Option Vesting. The period during which the right to exercise an Option in whole or in part vests in the Participant shall be set by the Board or the Committee, and the Board may determine that an Option may not be exercised in whole or in part for a specified period after it is granted.

 

Exercise of Options. Options shall be exercisable only by the Participant to whom the Options were granted, or by the Participant's legal guardian or personal representative, if any, in the case of exercise following the death or Disability of the Participant as provided in this Article VI. Subject to the relevant provisions and limitations contained herein and in the relevant Participant's Option Agreement, a Participant may exercise the Option to purchase some or all of his or her vested and exercisable Option Shares. Options shall be exercised by delivery to the Corporate Secretary of the Company at the Company's principal place of business a signed option exercise notification and subscription agreement in the form attached to the individual Participants’ option agreements, or as may be otherwise required by the Board, specifying the number of Option Shares which the Participant then desires to purchase, together with payment for such shares.  Payment may be made in the form of (a) cash, certified check or other immediately available funds for the aggregate exercise price for such shares of Common Stock, (b) the exchange of a number of shares Common Stock previously, or which would otherwise be simultaneously acquired by the Participant, free and clear of all liens or encumbrances, the Fair Market Value of which at the time of exercise is equal to the aggregate exercise price of such shares of Common Stock. accompanied by executed stock powers and any other documents of transfer requested by the Board or the Committee, or ( c) a combination of (a) and (b). No fractional shares may be issued or accepted by the Company with respect to the exercise of an Option or any portion thereof. Options may be exercisable in installments, i.e. Participants shall be allowed to exercise less than all exercisable Option Shares on any given date subject to the terms of this Plan and their individual option agreements.

 

Acceleration. The Board or the Committee shall have the right to accelerate in whole or in part, from time to time, the vesting provisions of any stock option agreement and the right to exercise an Option granted hereunder. Any such acceleration by the Board or the Committee shall not effect the expiration date of the given Option.

 

10

 

Modification of Options; Cancellations and Re-grants.  If the Board or the Committee determines that it is advisable and in the best interest of the Company, the Board or the Committee may, within the limitations of this Plan, modify, extend or renew outstanding Options and it may solicit and accept written offers from Participants to terminate previously granted Options which remain unexercised (“Original Options"), and grant a like number of new Options ("Substitute Options") to such Participants upon surrender of such Original Options, regardless of whether the vesting schedules or exercise prices of the Substitute Options are the same as or different from the Original Options being surrendered. Such offers to terminate shall be pursuant to and in accordance with such rules and regulations as the Board or the Committee may from time to time establish, subject to the terms and conditions of, and within the limitations set forth herein. A modification of an Option in accordance with this section shall not alter or impair the rights or obligations under the Option without the affected Participant's consent. Without limitation as to other events, which may also constitute a re-grant, any modification of an Option which has the effect of reducing the exercise price of the Option shall be treated as the cancellation of one Option and a grant of a new Option for purposes of Article IV.

[Dataset section]:
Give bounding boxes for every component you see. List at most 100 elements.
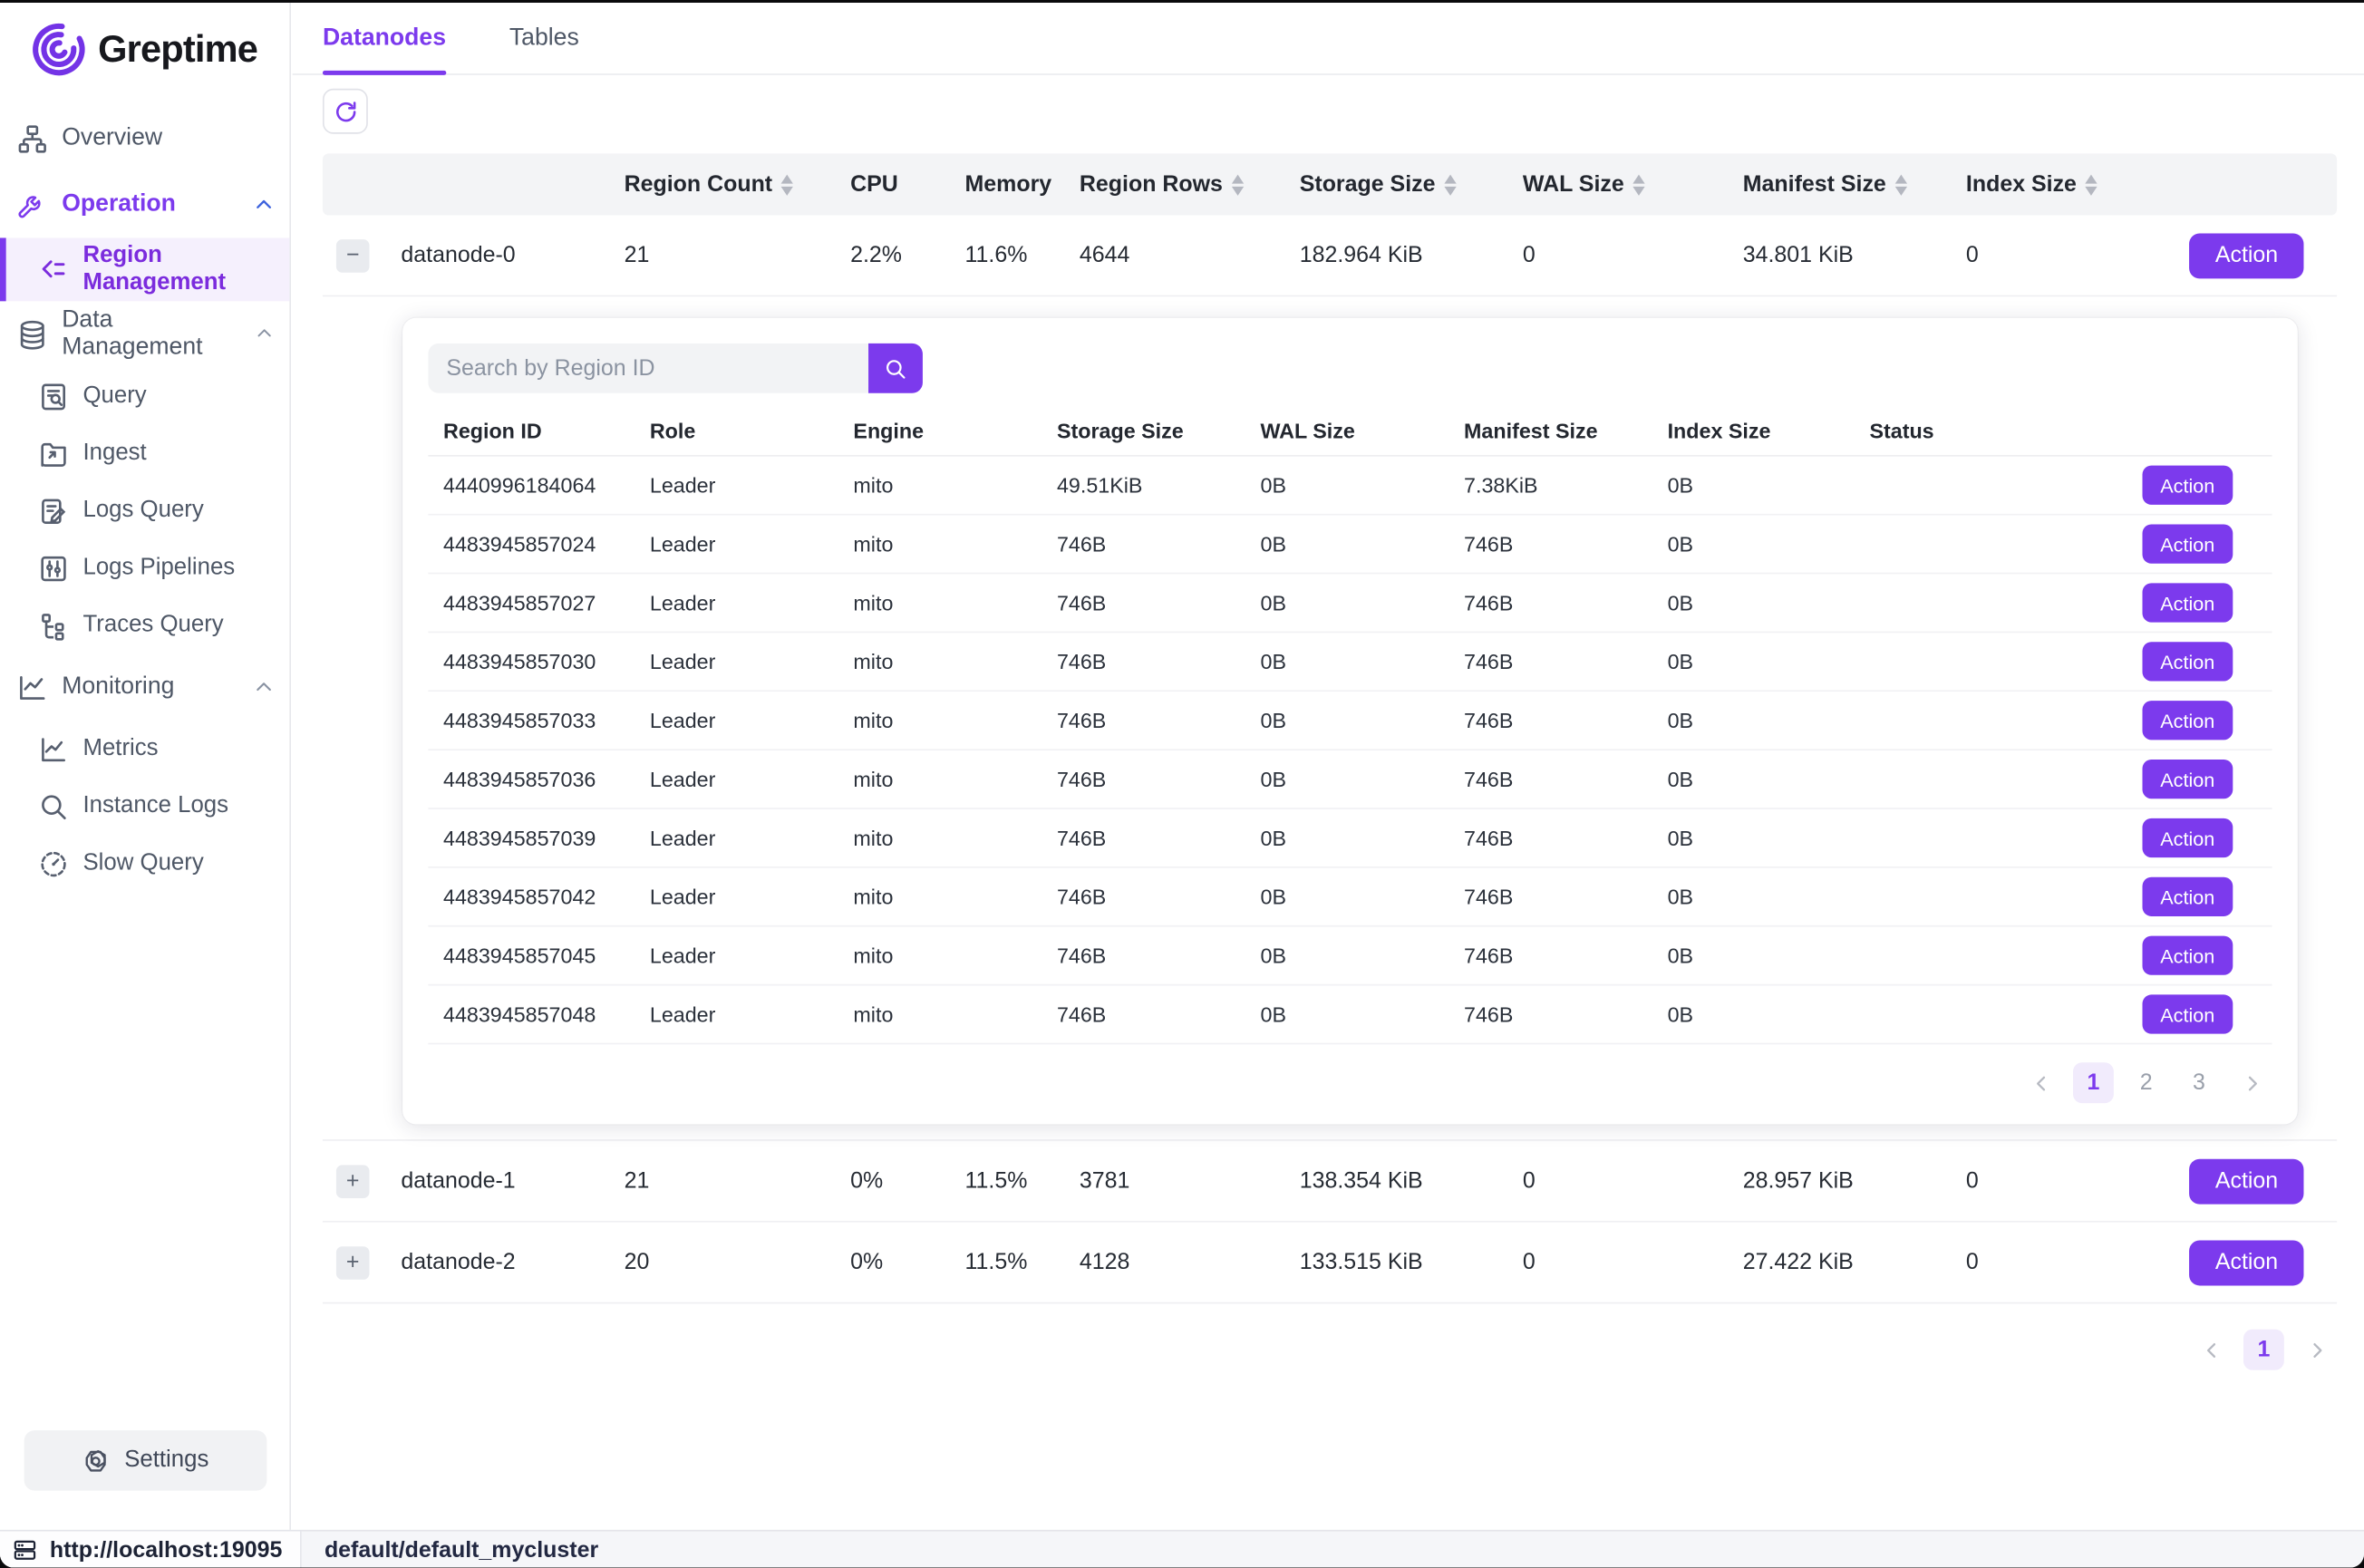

[Set of tasks]:
(a) Reproduce the portion of the option plan excerpt between "Acceleration. The Board or" and "the given Option.", inclusive.
(b) For each statement, state yes or no according to the option plan excerpt, and quote the words of the option plan excerpt that settle it: (i) A Participant's legal guardian may exercise Options following the Participant's death or Disability. (ii) The Company may issue fractional shares upon the exercise of an Option. (iii) A modification that reduces an Option's exercise price is treated as the cancellation of one Option and the grant of a new Option.
The data above have no connection to the option plan excerpt.

[Answers in order]:
(a)
Acceleration. The Board or the Committee shall have the right to accelerate in whole or in part, from time to time, the vesting provisions of any stock option agreement and the right to exercise an Option granted hereunder. Any such acceleration by the Board or the Committee shall not effect the expiration date of the given Option.

(b)
(i) Yes: "or by the Participant's legal guardian or personal representative, if any, in the case of exercise following the death or Disability of the Participant"
(ii) No: "No fractional shares may be issued or accepted by the Company with respect to the exercise of an Option or any portion thereof."
(iii) Yes: "any modification of an Option which has the effect of reducing the exercise price of the Option shall be treated as the cancellation of one Option and a grant of a new Option"